* BEGIN EXERCISE MATERIALS *
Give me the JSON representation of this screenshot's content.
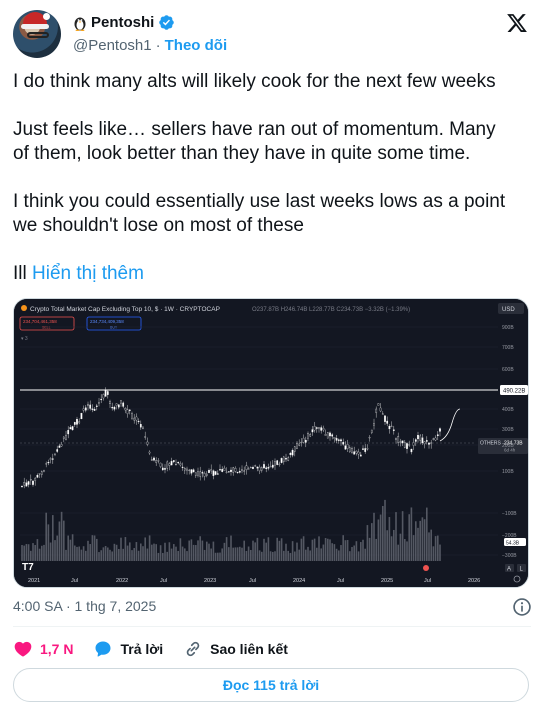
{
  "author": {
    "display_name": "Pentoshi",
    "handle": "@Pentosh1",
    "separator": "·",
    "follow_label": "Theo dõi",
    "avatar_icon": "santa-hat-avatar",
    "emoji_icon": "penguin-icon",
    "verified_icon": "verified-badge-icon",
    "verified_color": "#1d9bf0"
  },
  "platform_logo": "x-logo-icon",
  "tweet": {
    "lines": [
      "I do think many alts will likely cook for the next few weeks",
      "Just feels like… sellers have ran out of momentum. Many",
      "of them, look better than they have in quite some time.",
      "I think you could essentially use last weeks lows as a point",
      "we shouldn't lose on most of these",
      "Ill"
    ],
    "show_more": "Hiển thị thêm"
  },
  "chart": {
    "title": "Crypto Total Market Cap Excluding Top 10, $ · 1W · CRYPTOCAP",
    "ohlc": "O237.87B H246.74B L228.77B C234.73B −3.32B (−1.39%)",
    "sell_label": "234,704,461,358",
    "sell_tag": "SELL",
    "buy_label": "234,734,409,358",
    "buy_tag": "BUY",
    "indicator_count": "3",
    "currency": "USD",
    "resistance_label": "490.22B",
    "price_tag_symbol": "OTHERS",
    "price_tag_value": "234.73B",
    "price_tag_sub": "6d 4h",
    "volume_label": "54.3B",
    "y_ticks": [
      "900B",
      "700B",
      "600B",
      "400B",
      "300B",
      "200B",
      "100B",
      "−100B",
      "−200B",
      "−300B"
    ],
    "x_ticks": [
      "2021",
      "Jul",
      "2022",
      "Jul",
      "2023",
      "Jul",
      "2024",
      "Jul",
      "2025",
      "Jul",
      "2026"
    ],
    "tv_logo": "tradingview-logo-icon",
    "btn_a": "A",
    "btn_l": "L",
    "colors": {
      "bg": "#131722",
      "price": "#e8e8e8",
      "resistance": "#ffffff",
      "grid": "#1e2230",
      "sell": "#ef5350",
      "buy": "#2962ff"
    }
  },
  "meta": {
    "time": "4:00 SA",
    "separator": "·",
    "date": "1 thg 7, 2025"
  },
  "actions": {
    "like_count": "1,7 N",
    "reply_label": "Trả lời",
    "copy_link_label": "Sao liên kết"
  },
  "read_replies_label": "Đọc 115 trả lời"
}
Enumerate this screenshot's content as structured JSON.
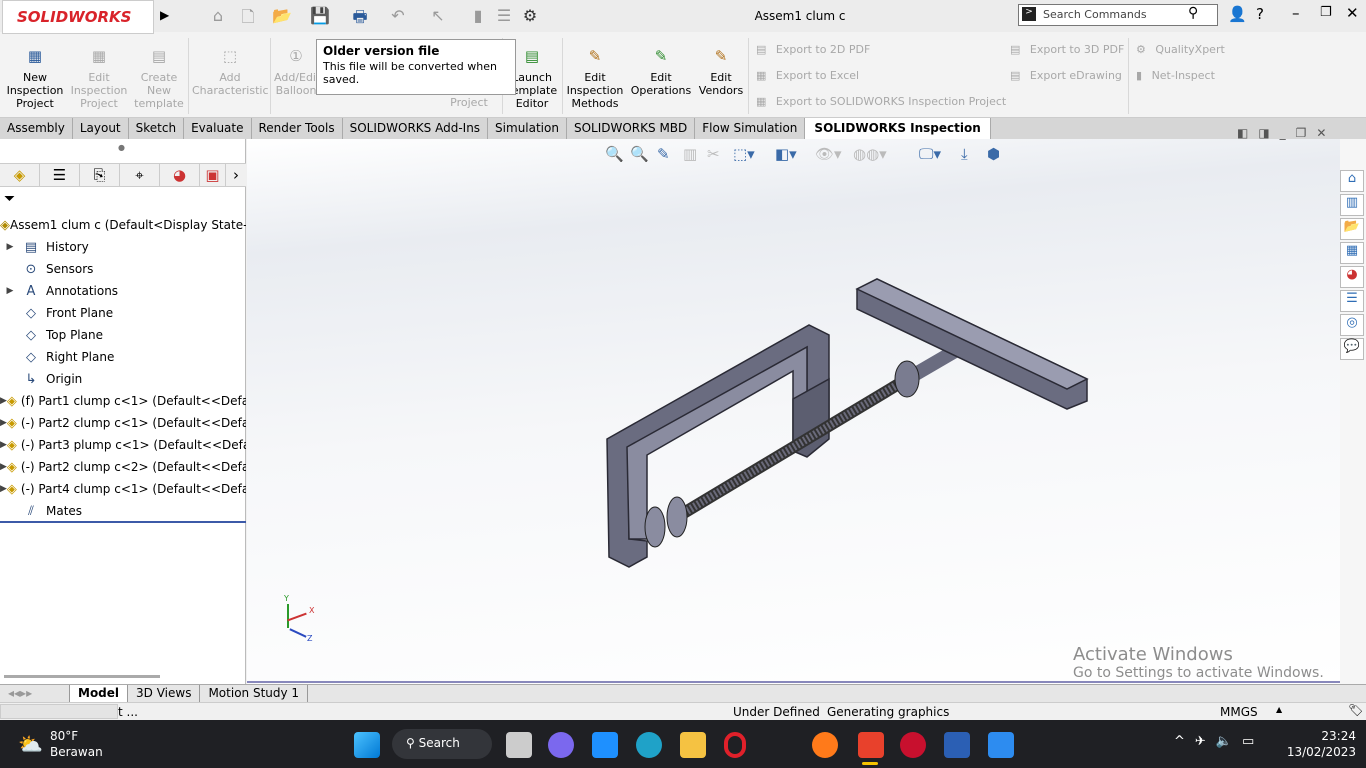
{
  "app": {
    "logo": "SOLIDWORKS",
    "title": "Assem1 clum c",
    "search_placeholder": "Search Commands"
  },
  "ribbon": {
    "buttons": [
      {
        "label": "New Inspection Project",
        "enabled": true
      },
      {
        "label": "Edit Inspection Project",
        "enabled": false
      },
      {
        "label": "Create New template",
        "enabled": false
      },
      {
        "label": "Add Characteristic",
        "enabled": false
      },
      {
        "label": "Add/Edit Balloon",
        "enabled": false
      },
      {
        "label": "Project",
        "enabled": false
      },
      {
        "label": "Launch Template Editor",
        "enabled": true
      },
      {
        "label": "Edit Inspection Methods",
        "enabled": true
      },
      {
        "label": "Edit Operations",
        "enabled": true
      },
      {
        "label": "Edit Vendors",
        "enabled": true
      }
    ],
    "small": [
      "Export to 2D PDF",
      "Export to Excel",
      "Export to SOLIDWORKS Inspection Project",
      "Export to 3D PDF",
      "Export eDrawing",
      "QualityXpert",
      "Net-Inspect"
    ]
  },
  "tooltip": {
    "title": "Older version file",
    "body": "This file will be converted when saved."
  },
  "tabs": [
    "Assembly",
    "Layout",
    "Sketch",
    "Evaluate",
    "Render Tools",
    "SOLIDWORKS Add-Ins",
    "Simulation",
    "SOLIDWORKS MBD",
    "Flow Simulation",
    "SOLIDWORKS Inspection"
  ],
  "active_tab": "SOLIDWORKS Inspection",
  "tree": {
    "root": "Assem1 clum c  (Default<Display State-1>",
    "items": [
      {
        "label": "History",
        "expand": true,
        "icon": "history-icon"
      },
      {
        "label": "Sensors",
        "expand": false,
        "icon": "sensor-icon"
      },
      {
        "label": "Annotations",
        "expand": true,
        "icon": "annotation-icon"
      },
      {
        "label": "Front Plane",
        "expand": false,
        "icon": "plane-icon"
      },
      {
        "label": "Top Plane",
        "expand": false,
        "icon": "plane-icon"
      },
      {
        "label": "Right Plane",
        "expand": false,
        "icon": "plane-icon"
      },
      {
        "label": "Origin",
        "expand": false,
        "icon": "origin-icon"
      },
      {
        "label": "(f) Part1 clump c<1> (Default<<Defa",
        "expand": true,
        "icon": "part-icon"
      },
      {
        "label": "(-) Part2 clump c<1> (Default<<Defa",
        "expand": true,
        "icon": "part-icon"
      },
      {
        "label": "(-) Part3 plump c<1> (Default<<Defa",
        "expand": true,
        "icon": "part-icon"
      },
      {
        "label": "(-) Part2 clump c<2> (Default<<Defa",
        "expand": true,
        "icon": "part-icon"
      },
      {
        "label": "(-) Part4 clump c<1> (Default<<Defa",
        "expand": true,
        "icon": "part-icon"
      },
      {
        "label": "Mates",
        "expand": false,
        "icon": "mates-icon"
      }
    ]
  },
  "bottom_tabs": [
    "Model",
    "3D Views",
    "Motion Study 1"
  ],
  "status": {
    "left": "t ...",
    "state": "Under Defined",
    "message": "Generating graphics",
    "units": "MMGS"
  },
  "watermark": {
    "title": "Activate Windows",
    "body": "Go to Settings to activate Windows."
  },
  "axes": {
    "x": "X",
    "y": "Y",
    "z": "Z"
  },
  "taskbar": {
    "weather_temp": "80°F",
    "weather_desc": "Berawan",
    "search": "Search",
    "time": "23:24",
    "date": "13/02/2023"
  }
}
* END EXERCISE MATERIALS *
Among the entries above, how many lines hold the string "Search"? Give the number by itself.

- THE OUTPUT:
2